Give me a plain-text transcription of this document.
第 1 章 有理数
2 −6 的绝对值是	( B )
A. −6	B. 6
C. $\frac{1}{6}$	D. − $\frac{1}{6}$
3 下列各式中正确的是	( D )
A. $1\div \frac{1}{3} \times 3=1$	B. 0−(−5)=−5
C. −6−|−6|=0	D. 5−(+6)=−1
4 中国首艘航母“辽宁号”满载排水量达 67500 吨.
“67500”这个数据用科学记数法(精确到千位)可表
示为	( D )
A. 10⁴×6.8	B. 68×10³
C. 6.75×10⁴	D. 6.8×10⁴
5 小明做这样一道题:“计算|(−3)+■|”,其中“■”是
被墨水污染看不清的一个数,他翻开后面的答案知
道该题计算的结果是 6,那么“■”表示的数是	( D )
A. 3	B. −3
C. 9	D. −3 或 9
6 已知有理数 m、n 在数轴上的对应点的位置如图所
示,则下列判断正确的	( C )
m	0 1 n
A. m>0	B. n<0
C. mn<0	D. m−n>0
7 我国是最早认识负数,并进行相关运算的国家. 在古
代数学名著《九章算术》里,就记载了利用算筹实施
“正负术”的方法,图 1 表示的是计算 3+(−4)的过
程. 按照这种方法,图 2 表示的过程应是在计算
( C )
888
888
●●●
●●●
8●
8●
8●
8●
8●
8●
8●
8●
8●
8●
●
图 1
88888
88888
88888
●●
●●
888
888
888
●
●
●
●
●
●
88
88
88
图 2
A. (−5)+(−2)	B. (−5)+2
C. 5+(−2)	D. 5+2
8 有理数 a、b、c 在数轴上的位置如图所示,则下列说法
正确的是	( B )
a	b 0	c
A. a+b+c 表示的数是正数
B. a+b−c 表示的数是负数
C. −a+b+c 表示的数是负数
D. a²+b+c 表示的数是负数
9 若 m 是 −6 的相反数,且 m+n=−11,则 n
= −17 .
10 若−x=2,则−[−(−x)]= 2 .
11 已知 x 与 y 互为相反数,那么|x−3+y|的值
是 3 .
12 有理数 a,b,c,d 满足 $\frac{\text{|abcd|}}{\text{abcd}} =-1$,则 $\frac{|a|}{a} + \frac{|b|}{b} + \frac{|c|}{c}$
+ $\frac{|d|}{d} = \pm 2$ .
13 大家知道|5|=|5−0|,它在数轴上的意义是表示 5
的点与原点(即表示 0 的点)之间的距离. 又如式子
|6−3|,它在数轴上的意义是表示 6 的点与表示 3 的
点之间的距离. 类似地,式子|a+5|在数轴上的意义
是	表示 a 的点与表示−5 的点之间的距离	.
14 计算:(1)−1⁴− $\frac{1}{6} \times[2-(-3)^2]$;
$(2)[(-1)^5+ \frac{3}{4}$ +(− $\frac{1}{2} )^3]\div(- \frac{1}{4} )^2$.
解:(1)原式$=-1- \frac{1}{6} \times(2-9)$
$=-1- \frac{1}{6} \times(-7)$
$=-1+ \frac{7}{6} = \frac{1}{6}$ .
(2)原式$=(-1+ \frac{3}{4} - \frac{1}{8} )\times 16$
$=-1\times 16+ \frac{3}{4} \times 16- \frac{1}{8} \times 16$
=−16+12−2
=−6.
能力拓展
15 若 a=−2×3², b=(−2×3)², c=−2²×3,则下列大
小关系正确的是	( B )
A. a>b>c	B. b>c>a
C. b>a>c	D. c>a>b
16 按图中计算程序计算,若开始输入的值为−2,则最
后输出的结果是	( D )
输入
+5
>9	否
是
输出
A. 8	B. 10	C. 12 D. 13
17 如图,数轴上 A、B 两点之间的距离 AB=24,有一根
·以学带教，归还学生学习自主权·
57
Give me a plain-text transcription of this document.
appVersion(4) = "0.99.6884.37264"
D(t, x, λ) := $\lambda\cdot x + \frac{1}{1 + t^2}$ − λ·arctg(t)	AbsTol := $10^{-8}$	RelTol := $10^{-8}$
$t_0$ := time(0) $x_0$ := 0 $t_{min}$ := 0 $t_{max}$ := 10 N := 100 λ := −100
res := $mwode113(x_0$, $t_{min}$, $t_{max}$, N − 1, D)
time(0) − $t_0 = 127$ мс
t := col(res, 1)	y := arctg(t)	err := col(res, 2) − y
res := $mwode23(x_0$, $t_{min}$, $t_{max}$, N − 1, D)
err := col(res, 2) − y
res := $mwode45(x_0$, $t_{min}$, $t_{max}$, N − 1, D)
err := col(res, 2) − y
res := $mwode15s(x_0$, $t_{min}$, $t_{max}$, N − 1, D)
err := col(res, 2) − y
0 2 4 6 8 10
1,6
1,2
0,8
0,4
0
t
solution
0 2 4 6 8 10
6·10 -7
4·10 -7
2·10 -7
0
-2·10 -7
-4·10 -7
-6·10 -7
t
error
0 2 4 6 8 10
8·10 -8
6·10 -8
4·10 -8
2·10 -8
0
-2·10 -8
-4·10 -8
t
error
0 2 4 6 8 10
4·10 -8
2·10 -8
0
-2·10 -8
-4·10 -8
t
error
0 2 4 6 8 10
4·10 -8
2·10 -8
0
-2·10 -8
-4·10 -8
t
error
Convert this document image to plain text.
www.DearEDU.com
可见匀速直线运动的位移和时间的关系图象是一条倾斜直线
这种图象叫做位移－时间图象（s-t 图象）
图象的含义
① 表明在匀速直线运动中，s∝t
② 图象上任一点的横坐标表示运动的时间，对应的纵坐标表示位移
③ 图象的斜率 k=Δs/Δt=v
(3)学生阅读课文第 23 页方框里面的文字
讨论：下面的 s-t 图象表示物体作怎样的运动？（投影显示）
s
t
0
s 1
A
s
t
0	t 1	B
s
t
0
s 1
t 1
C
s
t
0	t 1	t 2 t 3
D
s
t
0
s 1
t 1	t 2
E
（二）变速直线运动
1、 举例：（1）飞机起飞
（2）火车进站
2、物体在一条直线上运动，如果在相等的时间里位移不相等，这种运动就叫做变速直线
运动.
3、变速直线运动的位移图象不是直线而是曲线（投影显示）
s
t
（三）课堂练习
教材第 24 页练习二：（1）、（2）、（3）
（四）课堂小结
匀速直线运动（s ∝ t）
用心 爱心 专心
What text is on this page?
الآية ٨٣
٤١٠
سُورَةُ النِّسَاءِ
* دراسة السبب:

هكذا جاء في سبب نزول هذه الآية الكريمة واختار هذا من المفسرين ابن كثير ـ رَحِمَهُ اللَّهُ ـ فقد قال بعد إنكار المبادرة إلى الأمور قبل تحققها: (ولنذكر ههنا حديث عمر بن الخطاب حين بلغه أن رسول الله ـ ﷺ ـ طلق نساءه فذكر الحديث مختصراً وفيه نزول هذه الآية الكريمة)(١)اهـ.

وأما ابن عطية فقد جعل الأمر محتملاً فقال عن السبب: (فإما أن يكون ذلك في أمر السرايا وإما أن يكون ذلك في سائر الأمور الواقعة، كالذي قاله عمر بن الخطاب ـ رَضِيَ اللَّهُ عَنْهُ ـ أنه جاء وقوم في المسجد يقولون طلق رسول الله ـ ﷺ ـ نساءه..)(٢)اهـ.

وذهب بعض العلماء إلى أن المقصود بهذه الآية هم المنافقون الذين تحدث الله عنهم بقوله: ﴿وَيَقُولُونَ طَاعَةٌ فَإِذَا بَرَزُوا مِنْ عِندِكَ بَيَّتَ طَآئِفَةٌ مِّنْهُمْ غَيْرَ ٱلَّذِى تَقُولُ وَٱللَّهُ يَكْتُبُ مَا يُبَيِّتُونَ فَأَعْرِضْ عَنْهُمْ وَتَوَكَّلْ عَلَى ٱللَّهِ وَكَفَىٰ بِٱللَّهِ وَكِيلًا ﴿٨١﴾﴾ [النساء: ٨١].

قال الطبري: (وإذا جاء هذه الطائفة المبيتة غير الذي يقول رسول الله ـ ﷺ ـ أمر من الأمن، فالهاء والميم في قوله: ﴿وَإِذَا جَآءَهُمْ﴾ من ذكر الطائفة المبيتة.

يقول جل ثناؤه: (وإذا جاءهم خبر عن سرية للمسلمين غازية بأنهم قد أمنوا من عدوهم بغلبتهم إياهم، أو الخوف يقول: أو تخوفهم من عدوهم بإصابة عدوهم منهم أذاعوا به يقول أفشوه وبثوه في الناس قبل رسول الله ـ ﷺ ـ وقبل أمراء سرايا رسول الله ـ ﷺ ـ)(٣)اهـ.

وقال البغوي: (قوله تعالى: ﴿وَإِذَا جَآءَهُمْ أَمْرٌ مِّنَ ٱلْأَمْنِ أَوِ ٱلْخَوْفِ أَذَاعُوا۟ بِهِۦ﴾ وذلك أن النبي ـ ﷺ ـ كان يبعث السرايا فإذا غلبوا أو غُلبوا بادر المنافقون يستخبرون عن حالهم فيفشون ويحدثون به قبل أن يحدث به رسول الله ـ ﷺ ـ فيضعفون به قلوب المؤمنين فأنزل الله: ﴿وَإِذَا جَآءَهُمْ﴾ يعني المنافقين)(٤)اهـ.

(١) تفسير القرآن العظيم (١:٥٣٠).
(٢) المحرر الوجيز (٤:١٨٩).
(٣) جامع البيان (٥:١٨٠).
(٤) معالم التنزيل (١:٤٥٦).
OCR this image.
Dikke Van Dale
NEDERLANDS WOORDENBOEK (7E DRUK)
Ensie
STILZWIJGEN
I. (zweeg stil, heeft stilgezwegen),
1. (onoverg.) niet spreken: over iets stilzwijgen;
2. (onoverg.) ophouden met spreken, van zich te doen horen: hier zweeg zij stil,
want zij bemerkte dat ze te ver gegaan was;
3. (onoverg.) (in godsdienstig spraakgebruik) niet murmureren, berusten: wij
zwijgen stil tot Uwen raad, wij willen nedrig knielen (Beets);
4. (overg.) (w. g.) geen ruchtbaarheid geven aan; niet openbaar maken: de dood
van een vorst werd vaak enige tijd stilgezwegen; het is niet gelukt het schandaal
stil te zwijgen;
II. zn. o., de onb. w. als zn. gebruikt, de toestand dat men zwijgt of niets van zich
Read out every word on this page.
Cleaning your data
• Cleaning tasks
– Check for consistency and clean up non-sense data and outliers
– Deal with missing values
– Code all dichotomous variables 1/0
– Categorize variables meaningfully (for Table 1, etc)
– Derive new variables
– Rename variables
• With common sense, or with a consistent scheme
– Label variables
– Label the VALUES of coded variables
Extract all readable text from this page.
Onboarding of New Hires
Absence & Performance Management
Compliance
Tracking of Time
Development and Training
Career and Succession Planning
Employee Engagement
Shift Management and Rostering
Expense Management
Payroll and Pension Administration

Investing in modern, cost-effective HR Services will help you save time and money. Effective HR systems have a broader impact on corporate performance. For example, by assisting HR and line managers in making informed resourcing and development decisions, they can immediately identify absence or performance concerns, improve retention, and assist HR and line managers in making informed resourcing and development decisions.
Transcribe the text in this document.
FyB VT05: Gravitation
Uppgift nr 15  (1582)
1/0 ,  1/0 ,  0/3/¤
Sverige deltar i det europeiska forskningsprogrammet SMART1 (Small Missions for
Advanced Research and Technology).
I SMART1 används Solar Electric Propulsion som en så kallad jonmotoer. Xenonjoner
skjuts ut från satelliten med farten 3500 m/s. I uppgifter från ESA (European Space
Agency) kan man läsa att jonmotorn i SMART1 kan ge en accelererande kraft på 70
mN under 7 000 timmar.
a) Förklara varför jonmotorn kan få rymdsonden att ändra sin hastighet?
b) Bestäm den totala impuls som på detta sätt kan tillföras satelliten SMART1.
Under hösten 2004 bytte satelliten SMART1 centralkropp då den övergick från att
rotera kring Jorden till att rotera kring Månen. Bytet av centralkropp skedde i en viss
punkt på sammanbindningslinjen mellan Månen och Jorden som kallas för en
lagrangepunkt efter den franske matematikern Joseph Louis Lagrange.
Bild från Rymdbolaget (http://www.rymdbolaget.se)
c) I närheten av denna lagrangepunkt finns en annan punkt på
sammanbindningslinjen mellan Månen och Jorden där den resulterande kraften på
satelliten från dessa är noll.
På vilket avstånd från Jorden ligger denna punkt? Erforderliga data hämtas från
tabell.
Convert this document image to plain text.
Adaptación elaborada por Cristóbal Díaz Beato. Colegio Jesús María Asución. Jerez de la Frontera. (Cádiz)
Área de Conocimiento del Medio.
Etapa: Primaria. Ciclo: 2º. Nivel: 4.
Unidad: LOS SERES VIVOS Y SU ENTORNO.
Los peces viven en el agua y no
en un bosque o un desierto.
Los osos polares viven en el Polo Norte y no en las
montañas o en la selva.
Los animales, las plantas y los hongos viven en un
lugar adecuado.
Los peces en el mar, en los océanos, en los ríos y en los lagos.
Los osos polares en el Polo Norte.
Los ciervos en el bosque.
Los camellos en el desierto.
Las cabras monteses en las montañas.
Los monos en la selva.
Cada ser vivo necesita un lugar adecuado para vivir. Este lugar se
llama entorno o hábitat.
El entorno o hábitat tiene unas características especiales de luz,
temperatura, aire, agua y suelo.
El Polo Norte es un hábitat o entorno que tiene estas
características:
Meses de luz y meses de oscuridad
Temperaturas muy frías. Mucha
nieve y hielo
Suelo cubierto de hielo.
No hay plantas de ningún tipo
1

+++

■ Requirements ■
Using the listing above, pull out all lines that hold the word "variables".

■ Answer to the problem ■
– Code all dichotomous variables 1/0
– Categorize variables meaningfully (for Table 1, etc)
– Derive new variables
– Rename variables
– Label variables
– Label the VALUES of coded variables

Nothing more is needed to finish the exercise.